• EXERCISE DETAILS: Present each line of the entries below that holds the word "Manifold".

======

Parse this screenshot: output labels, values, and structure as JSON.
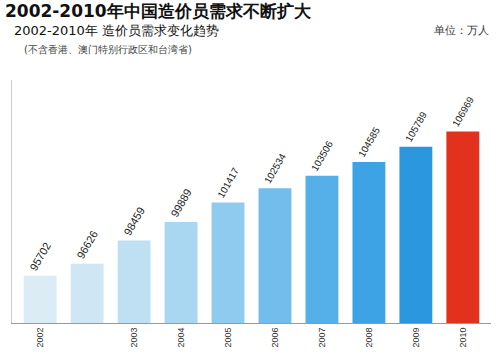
{
  "chart_data": {
    "type": "bar",
    "title": "2002-2010年中国造价员需求不断扩大",
    "subtitle": "2002-2010年 造价员需求变化趋势",
    "annotations": [
      "(不含香港、澳门特别行政区和台湾省)",
      "单位：万人"
    ],
    "categories": [
      "2002",
      null,
      "2003",
      "2004",
      "2005",
      "2006",
      "2007",
      "2008",
      "2009",
      "2010"
    ],
    "values": [
      95702,
      96626,
      98459,
      99889,
      101417,
      102534,
      103506,
      104585,
      105789,
      106969
    ],
    "colors": [
      "#dcecf5",
      "#cfe6f4",
      "#bfe0f3",
      "#a9d6f1",
      "#8fcaef",
      "#72bdec",
      "#55afe8",
      "#3ea3e4",
      "#2a97df",
      "#e2321e"
    ],
    "ylim": [
      92000,
      111000
    ],
    "data_labels": true,
    "tick_labels": "x",
    "grid": false
  }
}
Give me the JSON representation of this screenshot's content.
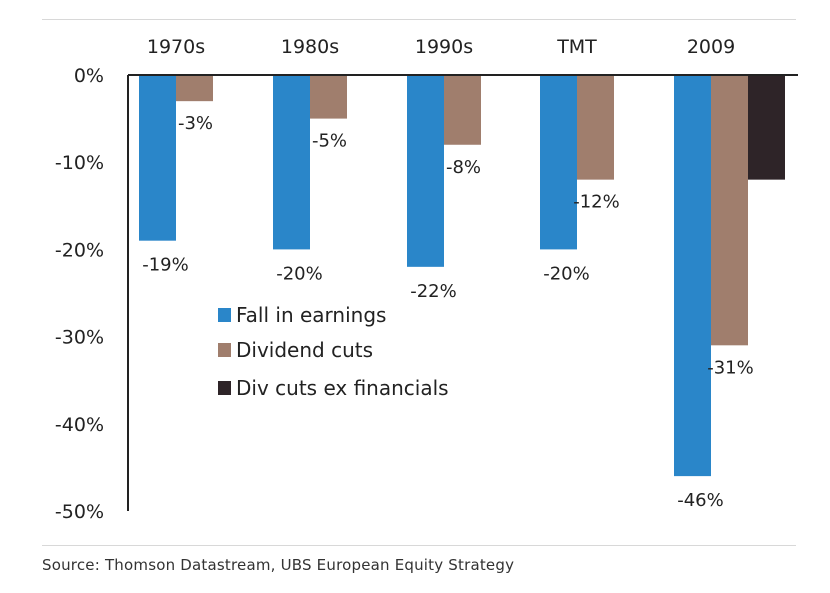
{
  "chart_data": {
    "type": "bar",
    "categories": [
      "1970s",
      "1980s",
      "1990s",
      "TMT",
      "2009"
    ],
    "series": [
      {
        "name": "Fall in earnings",
        "color": "#2a86c9",
        "values": [
          -19,
          -20,
          -22,
          -20,
          -46
        ],
        "labels": [
          "-19%",
          "-20%",
          "-22%",
          "-20%",
          "-46%"
        ]
      },
      {
        "name": "Dividend cuts",
        "color": "#a07e6d",
        "values": [
          -3,
          -5,
          -8,
          -12,
          -31
        ],
        "labels": [
          "-3%",
          "-5%",
          "-8%",
          "-12%",
          "-31%"
        ]
      },
      {
        "name": "Div cuts ex financials",
        "color": "#2e2428",
        "values": [
          null,
          null,
          null,
          null,
          -12
        ],
        "labels": [
          null,
          null,
          null,
          null,
          null
        ]
      }
    ],
    "ylim": [
      -50,
      0
    ],
    "yticks": [
      0,
      -10,
      -20,
      -30,
      -40,
      -50
    ],
    "ytick_labels": [
      "0%",
      "-10%",
      "-20%",
      "-30%",
      "-40%",
      "-50%"
    ],
    "legend_position": "center-left",
    "grid": false
  },
  "source": "Source:  Thomson Datastream, UBS European Equity Strategy"
}
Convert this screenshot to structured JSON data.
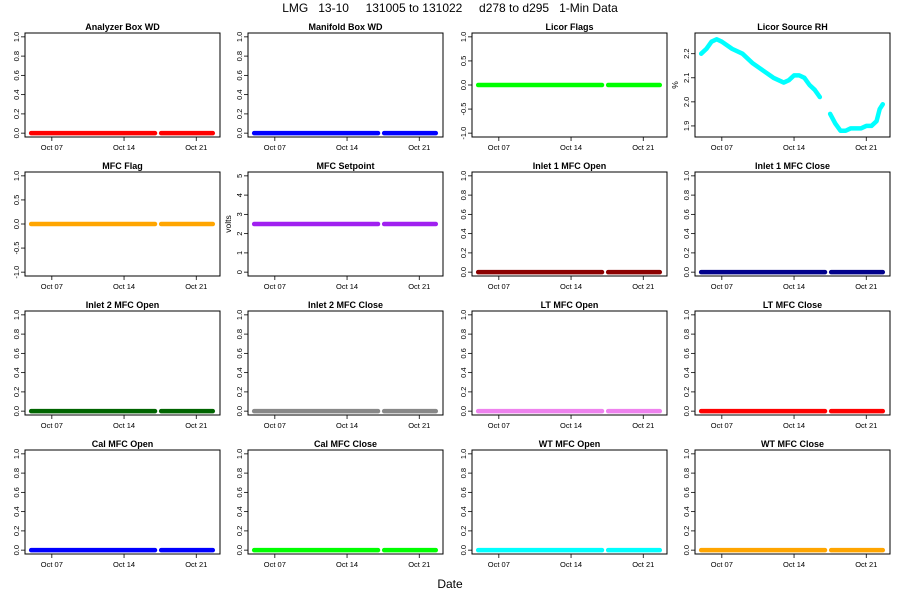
{
  "title": "LMG   13-10     131005 to 131022     d278 to d295   1-Min Data",
  "xlabel": "Date",
  "chart_data": [
    {
      "type": "line",
      "title": "Analyzer Box WD",
      "ylabel": "",
      "color": "#ff0000",
      "ylim": [
        0,
        1
      ],
      "yticks": [
        "0.0",
        "0.2",
        "0.4",
        "0.6",
        "0.8",
        "1.0"
      ],
      "xticks": [
        "Oct 07",
        "Oct 14",
        "Oct 21"
      ],
      "series": [
        {
          "name": "Analyzer Box WD",
          "x": [
            278,
            287.5,
            295.6
          ],
          "values": [
            0,
            0,
            0
          ]
        }
      ],
      "segments": [
        [
          278,
          290
        ],
        [
          290.6,
          295.6
        ]
      ],
      "const": 0
    },
    {
      "type": "line",
      "title": "Manifold Box WD",
      "ylabel": "",
      "color": "#0000ff",
      "ylim": [
        0,
        1
      ],
      "yticks": [
        "0.0",
        "0.2",
        "0.4",
        "0.6",
        "0.8",
        "1.0"
      ],
      "xticks": [
        "Oct 07",
        "Oct 14",
        "Oct 21"
      ],
      "series": [
        {
          "name": "Manifold Box WD",
          "x": [
            278,
            287.5,
            295.6
          ],
          "values": [
            0,
            0,
            0
          ]
        }
      ],
      "segments": [
        [
          278,
          290
        ],
        [
          290.6,
          295.6
        ]
      ],
      "const": 0
    },
    {
      "type": "line",
      "title": "Licor Flags",
      "ylabel": "",
      "color": "#00ff00",
      "ylim": [
        -1,
        1
      ],
      "yticks": [
        "-1.0",
        "-0.5",
        "0.0",
        "0.5",
        "1.0"
      ],
      "xticks": [
        "Oct 07",
        "Oct 14",
        "Oct 21"
      ],
      "series": [
        {
          "name": "Licor Flags",
          "x": [
            278,
            287.5,
            295.6
          ],
          "values": [
            0,
            0,
            0
          ]
        }
      ],
      "segments": [
        [
          278,
          290
        ],
        [
          290.6,
          295.6
        ]
      ],
      "const": 0
    },
    {
      "type": "line",
      "title": "Licor Source RH",
      "ylabel": "%",
      "color": "#00ffff",
      "ylim": [
        1.87,
        2.27
      ],
      "yticks": [
        "1.9",
        "2.0",
        "2.1",
        "2.2"
      ],
      "xticks": [
        "Oct 07",
        "Oct 14",
        "Oct 21"
      ],
      "series": [
        {
          "name": "Licor Source RH",
          "x": [
            278,
            278.5,
            279,
            279.5,
            280,
            281,
            282,
            283,
            284,
            285,
            286,
            286.5,
            287,
            287.5,
            288,
            288.5,
            289,
            289.5,
            290.5,
            291,
            291.5,
            292,
            292.5,
            293,
            293.5,
            294,
            294.5,
            295,
            295.3,
            295.6
          ],
          "values": [
            2.2,
            2.22,
            2.25,
            2.26,
            2.25,
            2.22,
            2.2,
            2.16,
            2.13,
            2.1,
            2.08,
            2.09,
            2.11,
            2.11,
            2.1,
            2.07,
            2.05,
            2.02,
            1.95,
            1.91,
            1.88,
            1.88,
            1.89,
            1.89,
            1.89,
            1.9,
            1.9,
            1.92,
            1.97,
            1.99
          ]
        }
      ],
      "segments": [
        [
          278,
          289.5
        ],
        [
          290.5,
          295.6
        ]
      ]
    },
    {
      "type": "line",
      "title": "MFC Flag",
      "ylabel": "",
      "color": "#ffa500",
      "ylim": [
        -1,
        1
      ],
      "yticks": [
        "-1.0",
        "-0.5",
        "0.0",
        "0.5",
        "1.0"
      ],
      "xticks": [
        "Oct 07",
        "Oct 14",
        "Oct 21"
      ],
      "series": [
        {
          "name": "MFC Flag",
          "x": [
            278,
            287.5,
            295.6
          ],
          "values": [
            0,
            0,
            0
          ]
        }
      ],
      "segments": [
        [
          278,
          290
        ],
        [
          290.6,
          295.6
        ]
      ],
      "const": 0
    },
    {
      "type": "line",
      "title": "MFC Setpoint",
      "ylabel": "volts",
      "color": "#a020f0",
      "ylim": [
        0,
        5
      ],
      "yticks": [
        "0",
        "1",
        "2",
        "3",
        "4",
        "5"
      ],
      "xticks": [
        "Oct 07",
        "Oct 14",
        "Oct 21"
      ],
      "series": [
        {
          "name": "MFC Setpoint",
          "x": [
            278,
            287.5,
            295.6
          ],
          "values": [
            2.5,
            2.5,
            2.5
          ]
        }
      ],
      "segments": [
        [
          278,
          290
        ],
        [
          290.6,
          295.6
        ]
      ],
      "const": 2.5
    },
    {
      "type": "line",
      "title": "Inlet 1 MFC Open",
      "ylabel": "",
      "color": "#8b0000",
      "ylim": [
        0,
        1
      ],
      "yticks": [
        "0.0",
        "0.2",
        "0.4",
        "0.6",
        "0.8",
        "1.0"
      ],
      "xticks": [
        "Oct 07",
        "Oct 14",
        "Oct 21"
      ],
      "series": [
        {
          "name": "Inlet 1 MFC Open",
          "x": [
            278,
            287.5,
            295.6
          ],
          "values": [
            0,
            0,
            0
          ]
        }
      ],
      "segments": [
        [
          278,
          290
        ],
        [
          290.6,
          295.6
        ]
      ],
      "const": 0
    },
    {
      "type": "line",
      "title": "Inlet 1 MFC Close",
      "ylabel": "",
      "color": "#00008b",
      "ylim": [
        0,
        1
      ],
      "yticks": [
        "0.0",
        "0.2",
        "0.4",
        "0.6",
        "0.8",
        "1.0"
      ],
      "xticks": [
        "Oct 07",
        "Oct 14",
        "Oct 21"
      ],
      "series": [
        {
          "name": "Inlet 1 MFC Close",
          "x": [
            278,
            287.5,
            295.6
          ],
          "values": [
            0,
            0,
            0
          ]
        }
      ],
      "segments": [
        [
          278,
          290
        ],
        [
          290.6,
          295.6
        ]
      ],
      "const": 0
    },
    {
      "type": "line",
      "title": "Inlet 2 MFC Open",
      "ylabel": "",
      "color": "#006400",
      "ylim": [
        0,
        1
      ],
      "yticks": [
        "0.0",
        "0.2",
        "0.4",
        "0.6",
        "0.8",
        "1.0"
      ],
      "xticks": [
        "Oct 07",
        "Oct 14",
        "Oct 21"
      ],
      "series": [
        {
          "name": "Inlet 2 MFC Open",
          "x": [
            278,
            287.5,
            295.6
          ],
          "values": [
            0,
            0,
            0
          ]
        }
      ],
      "segments": [
        [
          278,
          290
        ],
        [
          290.6,
          295.6
        ]
      ],
      "const": 0
    },
    {
      "type": "line",
      "title": "Inlet 2 MFC Close",
      "ylabel": "",
      "color": "#888888",
      "ylim": [
        0,
        1
      ],
      "yticks": [
        "0.0",
        "0.2",
        "0.4",
        "0.6",
        "0.8",
        "1.0"
      ],
      "xticks": [
        "Oct 07",
        "Oct 14",
        "Oct 21"
      ],
      "series": [
        {
          "name": "Inlet 2 MFC Close",
          "x": [
            278,
            287.5,
            295.6
          ],
          "values": [
            0,
            0,
            0
          ]
        }
      ],
      "segments": [
        [
          278,
          290
        ],
        [
          290.6,
          295.6
        ]
      ],
      "const": 0
    },
    {
      "type": "line",
      "title": "LT MFC Open",
      "ylabel": "",
      "color": "#ee82ee",
      "ylim": [
        0,
        1
      ],
      "yticks": [
        "0.0",
        "0.2",
        "0.4",
        "0.6",
        "0.8",
        "1.0"
      ],
      "xticks": [
        "Oct 07",
        "Oct 14",
        "Oct 21"
      ],
      "series": [
        {
          "name": "LT MFC Open",
          "x": [
            278,
            287.5,
            295.6
          ],
          "values": [
            0,
            0,
            0
          ]
        }
      ],
      "segments": [
        [
          278,
          290
        ],
        [
          290.6,
          295.6
        ]
      ],
      "const": 0
    },
    {
      "type": "line",
      "title": "LT MFC Close",
      "ylabel": "",
      "color": "#ff0000",
      "ylim": [
        0,
        1
      ],
      "yticks": [
        "0.0",
        "0.2",
        "0.4",
        "0.6",
        "0.8",
        "1.0"
      ],
      "xticks": [
        "Oct 07",
        "Oct 14",
        "Oct 21"
      ],
      "series": [
        {
          "name": "LT MFC Close",
          "x": [
            278,
            287.5,
            295.6
          ],
          "values": [
            0,
            0,
            0
          ]
        }
      ],
      "segments": [
        [
          278,
          290
        ],
        [
          290.6,
          295.6
        ]
      ],
      "const": 0
    },
    {
      "type": "line",
      "title": "Cal MFC Open",
      "ylabel": "",
      "color": "#0000ff",
      "ylim": [
        0,
        1
      ],
      "yticks": [
        "0.0",
        "0.2",
        "0.4",
        "0.6",
        "0.8",
        "1.0"
      ],
      "xticks": [
        "Oct 07",
        "Oct 14",
        "Oct 21"
      ],
      "series": [
        {
          "name": "Cal MFC Open",
          "x": [
            278,
            287.5,
            295.6
          ],
          "values": [
            0,
            0,
            0
          ]
        }
      ],
      "segments": [
        [
          278,
          290
        ],
        [
          290.6,
          295.6
        ]
      ],
      "const": 0
    },
    {
      "type": "line",
      "title": "Cal MFC Close",
      "ylabel": "",
      "color": "#00ff00",
      "ylim": [
        0,
        1
      ],
      "yticks": [
        "0.0",
        "0.2",
        "0.4",
        "0.6",
        "0.8",
        "1.0"
      ],
      "xticks": [
        "Oct 07",
        "Oct 14",
        "Oct 21"
      ],
      "series": [
        {
          "name": "Cal MFC Close",
          "x": [
            278,
            287.5,
            295.6
          ],
          "values": [
            0,
            0,
            0
          ]
        }
      ],
      "segments": [
        [
          278,
          290
        ],
        [
          290.6,
          295.6
        ]
      ],
      "const": 0
    },
    {
      "type": "line",
      "title": "WT MFC Open",
      "ylabel": "",
      "color": "#00ffff",
      "ylim": [
        0,
        1
      ],
      "yticks": [
        "0.0",
        "0.2",
        "0.4",
        "0.6",
        "0.8",
        "1.0"
      ],
      "xticks": [
        "Oct 07",
        "Oct 14",
        "Oct 21"
      ],
      "series": [
        {
          "name": "WT MFC Open",
          "x": [
            278,
            287.5,
            295.6
          ],
          "values": [
            0,
            0,
            0
          ]
        }
      ],
      "segments": [
        [
          278,
          290
        ],
        [
          290.6,
          295.6
        ]
      ],
      "const": 0
    },
    {
      "type": "line",
      "title": "WT MFC Close",
      "ylabel": "",
      "color": "#ffa500",
      "ylim": [
        0,
        1
      ],
      "yticks": [
        "0.0",
        "0.2",
        "0.4",
        "0.6",
        "0.8",
        "1.0"
      ],
      "xticks": [
        "Oct 07",
        "Oct 14",
        "Oct 21"
      ],
      "series": [
        {
          "name": "WT MFC Close",
          "x": [
            278,
            287.5,
            295.6
          ],
          "values": [
            0,
            0,
            0
          ]
        }
      ],
      "segments": [
        [
          278,
          290
        ],
        [
          290.6,
          295.6
        ]
      ],
      "const": 0
    }
  ]
}
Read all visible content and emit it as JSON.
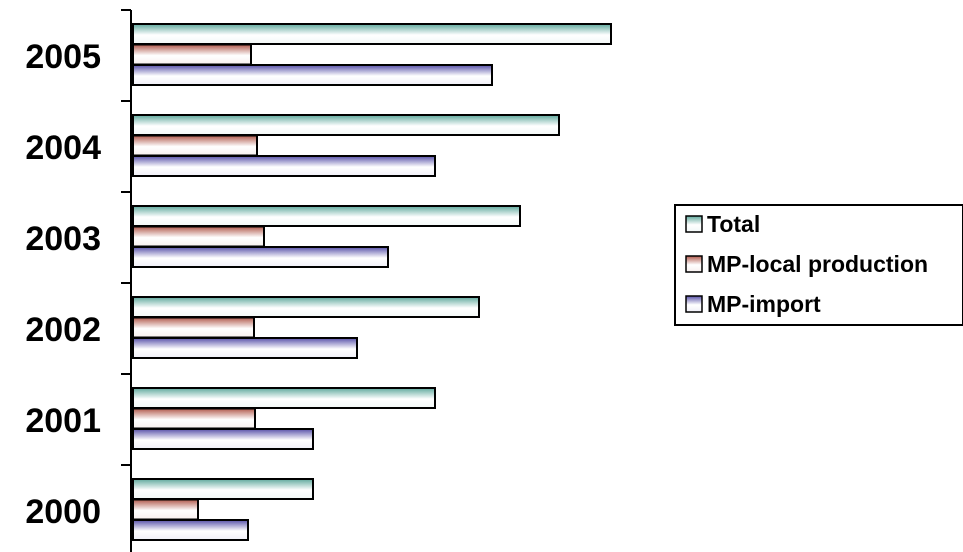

======

• COMPLETED TASK:
      "title": "Manifold Box WD",
          "name": "Manifold Box WD",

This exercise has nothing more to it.